Below are the records; locate each line with the word "label" and copy it.
## BEGIN Stored rows
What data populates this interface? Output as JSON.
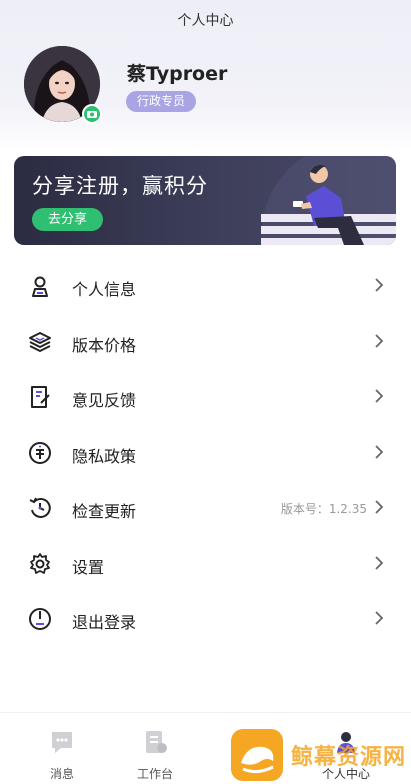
{
  "header": {
    "title": "个人中心"
  },
  "profile": {
    "name": "蔡Typroer",
    "role": "行政专员"
  },
  "banner": {
    "title": "分享注册，赢积分",
    "button": "去分享"
  },
  "menu": [
    {
      "label": "个人信息",
      "icon": "person-id-icon"
    },
    {
      "label": "版本价格",
      "icon": "layers-icon"
    },
    {
      "label": "意见反馈",
      "icon": "feedback-doc-icon"
    },
    {
      "label": "隐私政策",
      "icon": "privacy-shield-icon"
    },
    {
      "label": "检查更新",
      "icon": "clock-update-icon",
      "extra": "版本号：1.2.35"
    },
    {
      "label": "设置",
      "icon": "gear-icon"
    },
    {
      "label": "退出登录",
      "icon": "power-icon"
    }
  ],
  "tabs": [
    {
      "label": "消息",
      "icon": "message-icon"
    },
    {
      "label": "工作台",
      "icon": "workbench-icon"
    },
    {
      "label": "",
      "icon": "home-icon"
    },
    {
      "label": "个人中心",
      "icon": "profile-icon",
      "active": true
    }
  ],
  "watermark": {
    "text": "鲸幕资源网"
  },
  "colors": {
    "accent_green": "#2fbf71",
    "badge_purple": "#a9a4e4",
    "banner_dark": "#2b2c42",
    "active_tab": "#5b4fd6"
  }
}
## END Stored rows
Output below
      "label": "个人信息",
      "label": "版本价格",
      "label": "意见反馈",
      "label": "隐私政策",
      "label": "检查更新",
      "label": "设置",
      "label": "退出登录",
      "label": "消息",
      "label": "工作台",
      "label": "",
      "label": "个人中心",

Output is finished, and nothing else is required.